Data records:
----------
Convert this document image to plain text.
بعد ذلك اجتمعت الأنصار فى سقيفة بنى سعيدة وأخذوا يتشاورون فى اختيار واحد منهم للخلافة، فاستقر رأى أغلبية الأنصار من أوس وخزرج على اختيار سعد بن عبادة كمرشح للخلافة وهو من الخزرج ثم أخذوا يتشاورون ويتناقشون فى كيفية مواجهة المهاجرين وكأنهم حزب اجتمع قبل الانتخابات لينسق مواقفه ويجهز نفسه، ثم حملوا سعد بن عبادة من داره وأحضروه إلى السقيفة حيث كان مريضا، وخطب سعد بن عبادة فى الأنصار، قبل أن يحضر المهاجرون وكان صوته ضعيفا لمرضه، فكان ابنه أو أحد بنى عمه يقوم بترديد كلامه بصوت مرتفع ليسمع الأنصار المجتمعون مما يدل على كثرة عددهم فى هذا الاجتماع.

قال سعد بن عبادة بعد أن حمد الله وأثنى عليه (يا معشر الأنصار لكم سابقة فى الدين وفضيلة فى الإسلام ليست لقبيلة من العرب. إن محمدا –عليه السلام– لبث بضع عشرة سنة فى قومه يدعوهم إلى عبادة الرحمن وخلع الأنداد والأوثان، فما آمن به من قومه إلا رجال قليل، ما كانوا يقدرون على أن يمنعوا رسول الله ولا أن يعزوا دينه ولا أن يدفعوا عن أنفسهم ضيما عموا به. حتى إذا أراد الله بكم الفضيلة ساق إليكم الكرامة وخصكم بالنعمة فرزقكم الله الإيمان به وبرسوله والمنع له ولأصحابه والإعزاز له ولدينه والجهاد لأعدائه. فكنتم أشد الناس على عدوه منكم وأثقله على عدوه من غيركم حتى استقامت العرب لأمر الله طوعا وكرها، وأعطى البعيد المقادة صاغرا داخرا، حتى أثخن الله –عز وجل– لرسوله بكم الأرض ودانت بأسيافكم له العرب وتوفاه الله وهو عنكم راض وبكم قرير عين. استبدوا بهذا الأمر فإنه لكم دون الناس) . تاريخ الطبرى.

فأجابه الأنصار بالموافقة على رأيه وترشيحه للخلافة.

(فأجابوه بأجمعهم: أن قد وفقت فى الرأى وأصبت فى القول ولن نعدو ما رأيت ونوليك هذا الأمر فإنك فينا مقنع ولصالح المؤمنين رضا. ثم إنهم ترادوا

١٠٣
----------
EXERCISE OBJECTIVE
Find each line holding "الأمر". Copy it out.

ANSWER TO THIS PROBLEM
قال سعد بن عبادة بعد أن حمد الله وأثنى عليه (يا معشر الأنصار لكم سابقة فى الدين وفضيلة فى الإسلام ليست لقبيلة من العرب. إن محمدا –عليه السلام– لبث بضع عشرة سنة فى قومه يدعوهم إلى عبادة الرحمن وخلع الأنداد والأوثان، فما آمن به من قومه إلا رجال قليل، ما كانوا يقدرون على أن يمنعوا رسول الله ولا أن يعزوا دينه ولا أن يدفعوا عن أنفسهم ضيما عموا به. حتى إذا أراد الله بكم الفضيلة ساق إليكم الكرامة وخصكم بالنعمة فرزقكم الله الإيمان به وبرسوله والمنع له ولأصحابه والإعزاز له ولدينه والجهاد لأعدائه. فكنتم أشد الناس على عدوه منكم وأثقله على عدوه من غيركم حتى استقامت العرب لأمر الله طوعا وكرها، وأعطى البعيد المقادة صاغرا داخرا، حتى أثخن الله –عز وجل– لرسوله بكم الأرض ودانت بأسيافكم له العرب وتوفاه الله وهو عنكم راض وبكم قرير عين. استبدوا بهذا الأمر فإنه لكم دون الناس) . تاريخ الطبرى.
(فأجابوه بأجمعهم: أن قد وفقت فى الرأى وأصبت فى القول ولن نعدو ما رأيت ونوليك هذا الأمر فإنك فينا مقنع ولصالح المؤمنين رضا. ثم إنهم ترادوا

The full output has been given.